*SOURCE PASSAGE*:
[Start of Attachment]
Clinical features in various causes of pancytopenia

Patients with pancytopenia presented with a variety of different clinical features, but some common features were identified. Progressive pallor was the most common clinical feature and it was found in almost every case. Generalized weakness, fever with or without chills, and dyspnea were the other common presenting features. Bleeding manifestations like epistaxis, gum bleeding, and petechial rash were common in the hypoplastic/aplastic anemia group. Hepatomegaly (14%) and splenomegaly (22%) were the other common clinical findings.

Peripheral blood findings

Anisocytosis of varying severity was the commonest morphologic type (58%) followed by normocytic normochromic (34%) and dimorphic picture (8%) in the decreasing order of frequency. Normocytic normochromic anemia was the common finding in all other causes of pancytopenia except for megaloblastic anemia and myelofibrosis where anisocytosis was common. In myelofibrosis, peripheral blood smear was showing characteristic tear drop red cells. Hypersegmented polymorphs were the commonest peripheral blood finding in megaloblastic anemia.

Hb level distribution in various causes of pancytopenia

The Hb levels of patients in our study ranged from 2 to 9 g/dl. Of the 50 cases, 19 cases (38%) had Hb levels between 3 and 5 g/dl, suggesting severe degree of anemia at the time of presentation as pancytopenia. Hb levels were more severely reduced in the hypoplastic/aplastic anemia group.
[End of Attachment]
*ASSIGNMENT 1*: State whether each statement agrees with the passage on pancytopenia. Answer yes or no, and quote the deciding words of the passage. (a) Progressive pallor was the most common clinical feature. (b) Splenomegaly was found in 14% of patients. (c) Tear drop red cells were characteristic of megaloblastic anemia.
*ASSIGNMENT 2*: Reproduce word for word the portion of the pancytopenia passage that opens with the words containing "Clinical features in" and closes with "common clinical findings.".
Base your answers on the text alone.

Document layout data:
[Start of Attachment]
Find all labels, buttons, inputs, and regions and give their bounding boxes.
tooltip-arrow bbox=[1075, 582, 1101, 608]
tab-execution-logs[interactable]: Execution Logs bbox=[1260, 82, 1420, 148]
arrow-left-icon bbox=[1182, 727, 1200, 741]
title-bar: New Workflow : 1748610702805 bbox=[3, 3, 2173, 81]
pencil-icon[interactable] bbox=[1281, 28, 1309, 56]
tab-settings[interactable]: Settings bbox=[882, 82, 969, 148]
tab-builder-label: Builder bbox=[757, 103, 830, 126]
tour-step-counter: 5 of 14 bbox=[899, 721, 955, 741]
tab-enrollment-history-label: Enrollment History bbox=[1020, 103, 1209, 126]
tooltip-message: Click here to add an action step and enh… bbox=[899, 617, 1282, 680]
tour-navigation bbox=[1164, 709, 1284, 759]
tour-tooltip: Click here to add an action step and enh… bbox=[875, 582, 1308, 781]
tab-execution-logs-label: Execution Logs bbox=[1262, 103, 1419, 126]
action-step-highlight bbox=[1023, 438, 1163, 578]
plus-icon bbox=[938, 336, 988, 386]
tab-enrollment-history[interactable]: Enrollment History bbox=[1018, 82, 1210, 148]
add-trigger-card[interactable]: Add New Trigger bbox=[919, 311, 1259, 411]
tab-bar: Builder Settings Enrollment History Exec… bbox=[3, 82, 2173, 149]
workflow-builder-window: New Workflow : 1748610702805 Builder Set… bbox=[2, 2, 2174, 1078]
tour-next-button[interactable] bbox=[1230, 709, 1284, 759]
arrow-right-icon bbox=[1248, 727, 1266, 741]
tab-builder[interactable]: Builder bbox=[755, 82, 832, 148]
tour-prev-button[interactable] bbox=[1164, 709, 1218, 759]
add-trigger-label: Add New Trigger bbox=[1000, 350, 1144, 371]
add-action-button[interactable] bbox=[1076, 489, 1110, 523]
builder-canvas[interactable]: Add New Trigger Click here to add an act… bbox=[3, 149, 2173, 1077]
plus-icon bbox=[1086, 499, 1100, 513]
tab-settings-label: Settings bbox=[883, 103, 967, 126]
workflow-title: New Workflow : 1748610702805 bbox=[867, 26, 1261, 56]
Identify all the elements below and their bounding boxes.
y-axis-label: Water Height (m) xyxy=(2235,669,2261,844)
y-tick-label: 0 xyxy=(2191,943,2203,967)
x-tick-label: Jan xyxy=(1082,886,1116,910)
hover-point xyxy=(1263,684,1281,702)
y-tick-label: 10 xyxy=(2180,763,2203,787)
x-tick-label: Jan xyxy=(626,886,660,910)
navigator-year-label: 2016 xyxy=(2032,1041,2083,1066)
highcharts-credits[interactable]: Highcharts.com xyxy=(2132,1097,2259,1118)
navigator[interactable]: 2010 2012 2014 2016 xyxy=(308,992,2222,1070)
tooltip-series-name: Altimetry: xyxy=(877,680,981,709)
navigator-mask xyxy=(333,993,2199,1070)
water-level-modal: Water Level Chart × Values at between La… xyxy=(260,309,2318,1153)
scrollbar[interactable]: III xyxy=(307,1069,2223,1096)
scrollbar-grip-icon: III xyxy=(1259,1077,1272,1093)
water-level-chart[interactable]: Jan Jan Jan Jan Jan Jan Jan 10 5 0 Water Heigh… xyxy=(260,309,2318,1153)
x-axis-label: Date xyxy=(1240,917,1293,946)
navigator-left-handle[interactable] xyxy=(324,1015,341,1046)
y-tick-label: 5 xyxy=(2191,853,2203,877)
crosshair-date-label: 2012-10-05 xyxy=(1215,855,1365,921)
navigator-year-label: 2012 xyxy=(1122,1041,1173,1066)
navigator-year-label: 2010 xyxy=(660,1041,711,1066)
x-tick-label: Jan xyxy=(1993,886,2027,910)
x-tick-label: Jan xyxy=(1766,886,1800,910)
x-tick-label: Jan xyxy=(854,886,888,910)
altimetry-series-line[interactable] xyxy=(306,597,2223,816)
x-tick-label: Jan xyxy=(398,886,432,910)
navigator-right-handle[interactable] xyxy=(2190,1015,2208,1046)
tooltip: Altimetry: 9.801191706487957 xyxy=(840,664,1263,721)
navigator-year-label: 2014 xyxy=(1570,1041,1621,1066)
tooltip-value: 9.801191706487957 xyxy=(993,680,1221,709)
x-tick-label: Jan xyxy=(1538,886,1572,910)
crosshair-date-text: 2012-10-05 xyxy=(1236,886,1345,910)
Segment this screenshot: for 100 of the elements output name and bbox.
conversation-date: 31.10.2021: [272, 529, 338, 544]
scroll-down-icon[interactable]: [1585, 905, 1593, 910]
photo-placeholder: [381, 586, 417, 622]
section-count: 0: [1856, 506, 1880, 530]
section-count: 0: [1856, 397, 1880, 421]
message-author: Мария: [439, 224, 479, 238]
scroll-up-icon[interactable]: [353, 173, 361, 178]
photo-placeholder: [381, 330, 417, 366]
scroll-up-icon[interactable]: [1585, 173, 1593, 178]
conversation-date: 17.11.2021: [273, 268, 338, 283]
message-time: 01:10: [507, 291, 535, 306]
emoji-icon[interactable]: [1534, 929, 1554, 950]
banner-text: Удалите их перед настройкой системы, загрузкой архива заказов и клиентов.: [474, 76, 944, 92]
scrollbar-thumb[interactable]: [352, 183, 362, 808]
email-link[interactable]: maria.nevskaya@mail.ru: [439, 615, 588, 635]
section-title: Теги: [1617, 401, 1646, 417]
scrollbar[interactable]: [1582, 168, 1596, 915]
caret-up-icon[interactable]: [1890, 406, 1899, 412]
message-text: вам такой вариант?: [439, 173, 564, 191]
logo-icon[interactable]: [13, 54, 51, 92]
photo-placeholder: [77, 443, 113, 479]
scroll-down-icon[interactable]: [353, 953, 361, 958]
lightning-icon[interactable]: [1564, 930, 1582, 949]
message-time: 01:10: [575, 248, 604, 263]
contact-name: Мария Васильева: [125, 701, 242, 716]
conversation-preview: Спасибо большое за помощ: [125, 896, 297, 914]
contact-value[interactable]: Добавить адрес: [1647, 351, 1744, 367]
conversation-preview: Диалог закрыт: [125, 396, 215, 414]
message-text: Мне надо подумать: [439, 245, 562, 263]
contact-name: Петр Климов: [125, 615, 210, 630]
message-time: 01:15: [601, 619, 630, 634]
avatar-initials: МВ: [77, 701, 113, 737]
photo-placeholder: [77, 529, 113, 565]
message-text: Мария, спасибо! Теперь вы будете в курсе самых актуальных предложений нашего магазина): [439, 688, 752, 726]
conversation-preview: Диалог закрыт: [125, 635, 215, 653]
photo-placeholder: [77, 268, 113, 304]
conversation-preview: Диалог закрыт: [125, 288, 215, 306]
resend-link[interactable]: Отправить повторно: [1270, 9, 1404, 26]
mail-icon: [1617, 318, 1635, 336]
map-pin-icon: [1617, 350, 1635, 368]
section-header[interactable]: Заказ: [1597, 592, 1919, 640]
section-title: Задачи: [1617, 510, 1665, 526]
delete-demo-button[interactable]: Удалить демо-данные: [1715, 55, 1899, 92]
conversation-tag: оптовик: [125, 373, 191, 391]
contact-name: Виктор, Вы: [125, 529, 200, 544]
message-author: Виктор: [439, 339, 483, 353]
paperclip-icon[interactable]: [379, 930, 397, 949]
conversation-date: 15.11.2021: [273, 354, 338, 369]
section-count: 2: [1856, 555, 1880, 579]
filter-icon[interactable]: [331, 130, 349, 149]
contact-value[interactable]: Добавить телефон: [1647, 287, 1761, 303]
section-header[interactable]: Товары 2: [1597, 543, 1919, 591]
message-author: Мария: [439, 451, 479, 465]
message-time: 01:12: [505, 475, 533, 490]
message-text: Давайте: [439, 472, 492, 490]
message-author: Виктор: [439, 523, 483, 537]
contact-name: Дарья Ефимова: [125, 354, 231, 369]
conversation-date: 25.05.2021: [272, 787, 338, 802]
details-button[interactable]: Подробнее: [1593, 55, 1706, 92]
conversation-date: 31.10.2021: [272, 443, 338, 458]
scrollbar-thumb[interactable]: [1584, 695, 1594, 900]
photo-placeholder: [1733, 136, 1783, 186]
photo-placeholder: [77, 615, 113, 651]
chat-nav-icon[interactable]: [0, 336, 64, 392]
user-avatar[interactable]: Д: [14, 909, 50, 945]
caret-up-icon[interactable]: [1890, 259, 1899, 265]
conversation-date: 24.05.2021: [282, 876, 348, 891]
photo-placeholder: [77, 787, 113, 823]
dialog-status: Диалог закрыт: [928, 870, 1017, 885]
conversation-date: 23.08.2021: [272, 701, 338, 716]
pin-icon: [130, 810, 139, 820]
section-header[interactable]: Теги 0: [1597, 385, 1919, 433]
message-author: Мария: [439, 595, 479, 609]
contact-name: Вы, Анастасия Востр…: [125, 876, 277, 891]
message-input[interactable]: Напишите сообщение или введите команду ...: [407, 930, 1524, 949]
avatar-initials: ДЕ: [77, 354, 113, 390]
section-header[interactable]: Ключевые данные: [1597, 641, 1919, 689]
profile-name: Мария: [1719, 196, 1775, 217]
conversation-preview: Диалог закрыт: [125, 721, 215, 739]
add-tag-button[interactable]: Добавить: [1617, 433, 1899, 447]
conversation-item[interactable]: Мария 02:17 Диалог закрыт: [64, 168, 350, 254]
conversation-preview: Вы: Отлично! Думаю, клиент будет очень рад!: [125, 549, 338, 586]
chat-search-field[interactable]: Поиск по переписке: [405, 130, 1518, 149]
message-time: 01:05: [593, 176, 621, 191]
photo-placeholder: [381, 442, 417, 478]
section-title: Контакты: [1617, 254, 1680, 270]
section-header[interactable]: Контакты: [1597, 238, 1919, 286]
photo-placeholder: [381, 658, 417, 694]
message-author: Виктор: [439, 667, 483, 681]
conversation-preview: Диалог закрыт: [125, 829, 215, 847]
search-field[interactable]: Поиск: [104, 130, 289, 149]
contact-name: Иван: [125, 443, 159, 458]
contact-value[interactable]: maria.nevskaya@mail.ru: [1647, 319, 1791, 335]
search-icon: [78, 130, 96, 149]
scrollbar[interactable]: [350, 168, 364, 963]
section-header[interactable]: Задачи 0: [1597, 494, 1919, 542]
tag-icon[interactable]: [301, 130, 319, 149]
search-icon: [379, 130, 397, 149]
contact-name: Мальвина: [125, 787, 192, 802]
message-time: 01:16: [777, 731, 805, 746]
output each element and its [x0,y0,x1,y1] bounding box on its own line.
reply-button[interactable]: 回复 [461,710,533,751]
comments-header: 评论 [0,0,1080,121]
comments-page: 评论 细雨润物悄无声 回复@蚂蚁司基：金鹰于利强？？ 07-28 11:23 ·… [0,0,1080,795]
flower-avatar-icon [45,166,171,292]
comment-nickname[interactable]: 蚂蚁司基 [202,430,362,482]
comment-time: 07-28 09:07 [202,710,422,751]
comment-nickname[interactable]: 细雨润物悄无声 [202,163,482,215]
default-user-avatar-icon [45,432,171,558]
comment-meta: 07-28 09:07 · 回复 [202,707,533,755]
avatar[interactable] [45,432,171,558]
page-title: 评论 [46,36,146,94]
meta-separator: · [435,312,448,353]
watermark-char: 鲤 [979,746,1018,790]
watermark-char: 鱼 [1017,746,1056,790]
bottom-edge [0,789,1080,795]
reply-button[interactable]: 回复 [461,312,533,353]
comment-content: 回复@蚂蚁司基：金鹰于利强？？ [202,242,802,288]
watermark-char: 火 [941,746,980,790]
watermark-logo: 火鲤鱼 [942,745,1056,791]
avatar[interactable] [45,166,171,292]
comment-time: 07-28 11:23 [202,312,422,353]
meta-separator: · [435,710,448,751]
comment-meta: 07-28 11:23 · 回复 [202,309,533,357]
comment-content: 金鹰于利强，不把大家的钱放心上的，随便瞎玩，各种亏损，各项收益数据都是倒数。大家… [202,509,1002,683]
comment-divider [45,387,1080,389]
[End of Attachment]
*ANSWER SECTION 1*:
(a) Yes: "Progressive pallor was the most common clinical feature"
(b) No: "Hepatomegaly (14%) and splenomegaly (22%) were the other common clinical findings."
(c) No: "In myelofibrosis, peripheral blood smear was showing characteristic tear drop red cells."

*ANSWER SECTION 2*:
Clinical features in various causes of pancytopenia

Patients with pancytopenia presented with a variety of different clinical features, but some common features were identified. Progressive pallor was the most common clinical feature and it was found in almost every case. Generalized weakness, fever with or without chills, and dyspnea were the other common presenting features. Bleeding manifestations like epistaxis, gum bleeding, and petechial rash were common in the hypoplastic/aplastic anemia group. Hepatomegaly (14%) and splenomegaly (22%) were the other common clinical findings.